(Direction) Present the following entries again, word for word and in full.

[Figure dataset records]
* start *

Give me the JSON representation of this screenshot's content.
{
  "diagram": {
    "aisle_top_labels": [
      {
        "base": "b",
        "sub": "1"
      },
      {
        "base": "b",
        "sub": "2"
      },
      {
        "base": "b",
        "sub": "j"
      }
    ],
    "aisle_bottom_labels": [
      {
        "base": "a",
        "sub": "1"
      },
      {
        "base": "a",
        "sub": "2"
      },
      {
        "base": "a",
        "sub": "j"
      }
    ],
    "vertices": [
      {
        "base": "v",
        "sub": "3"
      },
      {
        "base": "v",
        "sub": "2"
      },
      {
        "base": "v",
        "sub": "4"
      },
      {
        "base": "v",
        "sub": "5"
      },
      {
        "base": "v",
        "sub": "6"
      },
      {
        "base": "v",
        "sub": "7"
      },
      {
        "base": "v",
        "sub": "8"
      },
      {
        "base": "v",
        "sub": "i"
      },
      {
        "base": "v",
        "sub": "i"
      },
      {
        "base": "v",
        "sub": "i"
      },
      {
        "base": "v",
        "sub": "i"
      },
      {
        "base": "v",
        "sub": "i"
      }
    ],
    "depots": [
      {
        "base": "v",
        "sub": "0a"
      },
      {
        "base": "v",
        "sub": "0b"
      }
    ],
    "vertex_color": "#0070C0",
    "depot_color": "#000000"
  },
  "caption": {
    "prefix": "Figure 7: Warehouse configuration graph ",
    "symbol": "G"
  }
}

* end *

(Full output)
Give me the JSON representation of this screenshot's content.
{
  "diagram": {
    "aisle_top_labels": [
      {
        "base": "b",
        "sub": "1"
      },
      {
        "base": "b",
        "sub": "2"
      },
      {
        "base": "b",
        "sub": "j"
      }
    ],
    "aisle_bottom_labels": [
      {
        "base": "a",
        "sub": "1"
      },
      {
        "base": "a",
        "sub": "2"
      },
      {
        "base": "a",
        "sub": "j"
      }
    ],
    "vertices": [
      {
        "base": "v",
        "sub": "3"
      },
      {
        "base": "v",
        "sub": "2"
      },
      {
        "base": "v",
        "sub": "4"
      },
      {
        "base": "v",
        "sub": "5"
      },
      {
        "base": "v",
        "sub": "6"
      },
      {
        "base": "v",
        "sub": "7"
      },
      {
        "base": "v",
        "sub": "8"
      },
      {
        "base": "v",
        "sub": "i"
      },
      {
        "base": "v",
        "sub": "i"
      },
      {
        "base": "v",
        "sub": "i"
      },
      {
        "base": "v",
        "sub": "i"
      },
      {
        "base": "v",
        "sub": "i"
      }
    ],
    "depots": [
      {
        "base": "v",
        "sub": "0a"
      },
      {
        "base": "v",
        "sub": "0b"
      }
    ],
    "vertex_color": "#0070C0",
    "depot_color": "#000000"
  },
  "caption": {
    "prefix": "Figure 7: Warehouse configuration graph ",
    "symbol": "G"
  }
}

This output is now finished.